All of the material below is to be repeated exactly.

───── Information provided ─────

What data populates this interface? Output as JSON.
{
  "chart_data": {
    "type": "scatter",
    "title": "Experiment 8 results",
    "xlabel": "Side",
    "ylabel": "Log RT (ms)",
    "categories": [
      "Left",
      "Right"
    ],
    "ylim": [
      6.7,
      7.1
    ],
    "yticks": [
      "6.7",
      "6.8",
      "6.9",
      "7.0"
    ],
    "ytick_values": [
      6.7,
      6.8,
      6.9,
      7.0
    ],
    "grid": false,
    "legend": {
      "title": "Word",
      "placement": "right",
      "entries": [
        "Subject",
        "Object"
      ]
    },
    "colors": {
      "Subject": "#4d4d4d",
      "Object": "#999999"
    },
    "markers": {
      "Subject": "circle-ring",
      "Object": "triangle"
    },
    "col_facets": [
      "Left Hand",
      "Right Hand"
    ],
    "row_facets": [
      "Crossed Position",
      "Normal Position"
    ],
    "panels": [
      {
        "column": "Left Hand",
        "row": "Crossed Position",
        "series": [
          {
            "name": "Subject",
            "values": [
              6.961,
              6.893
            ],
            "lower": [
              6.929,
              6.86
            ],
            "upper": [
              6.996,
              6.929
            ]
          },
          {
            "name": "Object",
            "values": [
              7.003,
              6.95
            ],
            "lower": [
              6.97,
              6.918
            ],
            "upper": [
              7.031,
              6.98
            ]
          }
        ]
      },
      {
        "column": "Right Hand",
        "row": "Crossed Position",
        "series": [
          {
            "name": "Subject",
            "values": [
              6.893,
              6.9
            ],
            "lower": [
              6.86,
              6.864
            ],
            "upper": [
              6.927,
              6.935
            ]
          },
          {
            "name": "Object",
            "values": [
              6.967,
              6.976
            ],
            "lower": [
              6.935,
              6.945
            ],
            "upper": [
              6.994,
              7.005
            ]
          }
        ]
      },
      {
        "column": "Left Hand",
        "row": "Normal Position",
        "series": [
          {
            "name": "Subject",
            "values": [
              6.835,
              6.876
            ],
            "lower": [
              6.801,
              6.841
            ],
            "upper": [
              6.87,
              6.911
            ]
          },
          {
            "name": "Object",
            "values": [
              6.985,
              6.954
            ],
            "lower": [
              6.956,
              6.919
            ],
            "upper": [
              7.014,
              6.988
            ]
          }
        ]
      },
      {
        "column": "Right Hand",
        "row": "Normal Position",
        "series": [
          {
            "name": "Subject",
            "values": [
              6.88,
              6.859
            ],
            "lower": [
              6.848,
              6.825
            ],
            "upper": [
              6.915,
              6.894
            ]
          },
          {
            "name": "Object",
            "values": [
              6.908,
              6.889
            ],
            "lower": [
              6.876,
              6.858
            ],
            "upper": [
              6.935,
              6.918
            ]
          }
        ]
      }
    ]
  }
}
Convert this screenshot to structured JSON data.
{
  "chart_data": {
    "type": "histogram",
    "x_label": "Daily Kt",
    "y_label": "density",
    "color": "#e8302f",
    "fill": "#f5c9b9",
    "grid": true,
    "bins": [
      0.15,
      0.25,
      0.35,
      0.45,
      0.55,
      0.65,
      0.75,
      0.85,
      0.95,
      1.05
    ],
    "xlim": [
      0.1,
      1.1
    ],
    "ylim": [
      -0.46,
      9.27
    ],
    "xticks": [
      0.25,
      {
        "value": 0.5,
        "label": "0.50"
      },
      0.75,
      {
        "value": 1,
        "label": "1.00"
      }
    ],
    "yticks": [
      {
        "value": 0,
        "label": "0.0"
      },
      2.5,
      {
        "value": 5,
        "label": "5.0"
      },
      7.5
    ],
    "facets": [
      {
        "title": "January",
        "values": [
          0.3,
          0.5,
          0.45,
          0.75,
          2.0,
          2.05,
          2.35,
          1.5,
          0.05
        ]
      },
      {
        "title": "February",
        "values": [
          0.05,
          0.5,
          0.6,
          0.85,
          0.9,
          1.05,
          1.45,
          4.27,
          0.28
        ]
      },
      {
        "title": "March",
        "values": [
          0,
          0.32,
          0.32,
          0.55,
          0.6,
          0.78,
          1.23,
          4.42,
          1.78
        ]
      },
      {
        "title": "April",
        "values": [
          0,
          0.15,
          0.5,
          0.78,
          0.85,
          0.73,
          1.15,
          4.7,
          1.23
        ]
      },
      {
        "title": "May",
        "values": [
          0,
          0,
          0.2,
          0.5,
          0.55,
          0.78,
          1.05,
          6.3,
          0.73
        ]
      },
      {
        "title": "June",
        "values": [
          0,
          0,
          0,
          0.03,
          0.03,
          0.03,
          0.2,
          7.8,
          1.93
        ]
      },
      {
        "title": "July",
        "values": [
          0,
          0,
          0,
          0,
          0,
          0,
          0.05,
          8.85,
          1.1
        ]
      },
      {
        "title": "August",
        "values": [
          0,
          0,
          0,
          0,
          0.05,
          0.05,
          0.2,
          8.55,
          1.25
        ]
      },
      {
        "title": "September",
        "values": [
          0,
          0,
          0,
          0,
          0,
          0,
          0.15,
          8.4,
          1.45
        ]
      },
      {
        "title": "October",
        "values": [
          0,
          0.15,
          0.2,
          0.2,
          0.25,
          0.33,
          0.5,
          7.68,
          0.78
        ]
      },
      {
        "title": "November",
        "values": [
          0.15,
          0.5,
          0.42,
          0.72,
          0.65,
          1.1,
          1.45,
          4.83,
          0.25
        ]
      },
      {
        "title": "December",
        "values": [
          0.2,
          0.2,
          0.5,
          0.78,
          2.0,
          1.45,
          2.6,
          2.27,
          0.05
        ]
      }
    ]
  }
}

─────

> _Problem solution_
What data populates this interface? Output as JSON.
{
  "chart_data": {
    "type": "scatter",
    "title": "Experiment 8 results",
    "xlabel": "Side",
    "ylabel": "Log RT (ms)",
    "categories": [
      "Left",
      "Right"
    ],
    "ylim": [
      6.7,
      7.1
    ],
    "yticks": [
      "6.7",
      "6.8",
      "6.9",
      "7.0"
    ],
    "ytick_values": [
      6.7,
      6.8,
      6.9,
      7.0
    ],
    "grid": false,
    "legend": {
      "title": "Word",
      "placement": "right",
      "entries": [
        "Subject",
        "Object"
      ]
    },
    "colors": {
      "Subject": "#4d4d4d",
      "Object": "#999999"
    },
    "markers": {
      "Subject": "circle-ring",
      "Object": "triangle"
    },
    "col_facets": [
      "Left Hand",
      "Right Hand"
    ],
    "row_facets": [
      "Crossed Position",
      "Normal Position"
    ],
    "panels": [
      {
        "column": "Left Hand",
        "row": "Crossed Position",
        "series": [
          {
            "name": "Subject",
            "values": [
              6.961,
              6.893
            ],
            "lower": [
              6.929,
              6.86
            ],
            "upper": [
              6.996,
              6.929
            ]
          },
          {
            "name": "Object",
            "values": [
              7.003,
              6.95
            ],
            "lower": [
              6.97,
              6.918
            ],
            "upper": [
              7.031,
              6.98
            ]
          }
        ]
      },
      {
        "column": "Right Hand",
        "row": "Crossed Position",
        "series": [
          {
            "name": "Subject",
            "values": [
              6.893,
              6.9
            ],
            "lower": [
              6.86,
              6.864
            ],
            "upper": [
              6.927,
              6.935
            ]
          },
          {
            "name": "Object",
            "values": [
              6.967,
              6.976
            ],
            "lower": [
              6.935,
              6.945
            ],
            "upper": [
              6.994,
              7.005
            ]
          }
        ]
      },
      {
        "column": "Left Hand",
        "row": "Normal Position",
        "series": [
          {
            "name": "Subject",
            "values": [
              6.835,
              6.876
            ],
            "lower": [
              6.801,
              6.841
            ],
            "upper": [
              6.87,
              6.911
            ]
          },
          {
            "name": "Object",
            "values": [
              6.985,
              6.954
            ],
            "lower": [
              6.956,
              6.919
            ],
            "upper": [
              7.014,
              6.988
            ]
          }
        ]
      },
      {
        "column": "Right Hand",
        "row": "Normal Position",
        "series": [
          {
            "name": "Subject",
            "values": [
              6.88,
              6.859
            ],
            "lower": [
              6.848,
              6.825
            ],
            "upper": [
              6.915,
              6.894
            ]
          },
          {
            "name": "Object",
            "values": [
              6.908,
              6.889
            ],
            "lower": [
              6.876,
              6.858
            ],
            "upper": [
              6.935,
              6.918
            ]
          }
        ]
      }
    ]
  }
}
Convert this screenshot to structured JSON data.
{
  "chart_data": {
    "type": "histogram",
    "x_label": "Daily Kt",
    "y_label": "density",
    "color": "#e8302f",
    "fill": "#f5c9b9",
    "grid": true,
    "bins": [
      0.15,
      0.25,
      0.35,
      0.45,
      0.55,
      0.65,
      0.75,
      0.85,
      0.95,
      1.05
    ],
    "xlim": [
      0.1,
      1.1
    ],
    "ylim": [
      -0.46,
      9.27
    ],
    "xticks": [
      0.25,
      {
        "value": 0.5,
        "label": "0.50"
      },
      0.75,
      {
        "value": 1,
        "label": "1.00"
      }
    ],
    "yticks": [
      {
        "value": 0,
        "label": "0.0"
      },
      2.5,
      {
        "value": 5,
        "label": "5.0"
      },
      7.5
    ],
    "facets": [
      {
        "title": "January",
        "values": [
          0.3,
          0.5,
          0.45,
          0.75,
          2.0,
          2.05,
          2.35,
          1.5,
          0.05
        ]
      },
      {
        "title": "February",
        "values": [
          0.05,
          0.5,
          0.6,
          0.85,
          0.9,
          1.05,
          1.45,
          4.27,
          0.28
        ]
      },
      {
        "title": "March",
        "values": [
          0,
          0.32,
          0.32,
          0.55,
          0.6,
          0.78,
          1.23,
          4.42,
          1.78
        ]
      },
      {
        "title": "April",
        "values": [
          0,
          0.15,
          0.5,
          0.78,
          0.85,
          0.73,
          1.15,
          4.7,
          1.23
        ]
      },
      {
        "title": "May",
        "values": [
          0,
          0,
          0.2,
          0.5,
          0.55,
          0.78,
          1.05,
          6.3,
          0.73
        ]
      },
      {
        "title": "June",
        "values": [
          0,
          0,
          0,
          0.03,
          0.03,
          0.03,
          0.2,
          7.8,
          1.93
        ]
      },
      {
        "title": "July",
        "values": [
          0,
          0,
          0,
          0,
          0,
          0,
          0.05,
          8.85,
          1.1
        ]
      },
      {
        "title": "August",
        "values": [
          0,
          0,
          0,
          0,
          0.05,
          0.05,
          0.2,
          8.55,
          1.25
        ]
      },
      {
        "title": "September",
        "values": [
          0,
          0,
          0,
          0,
          0,
          0,
          0.15,
          8.4,
          1.45
        ]
      },
      {
        "title": "October",
        "values": [
          0,
          0.15,
          0.2,
          0.2,
          0.25,
          0.33,
          0.5,
          7.68,
          0.78
        ]
      },
      {
        "title": "November",
        "values": [
          0.15,
          0.5,
          0.42,
          0.72,
          0.65,
          1.1,
          1.45,
          4.83,
          0.25
        ]
      },
      {
        "title": "December",
        "values": [
          0.2,
          0.2,
          0.5,
          0.78,
          2.0,
          1.45,
          2.6,
          2.27,
          0.05
        ]
      }
    ]
  }
}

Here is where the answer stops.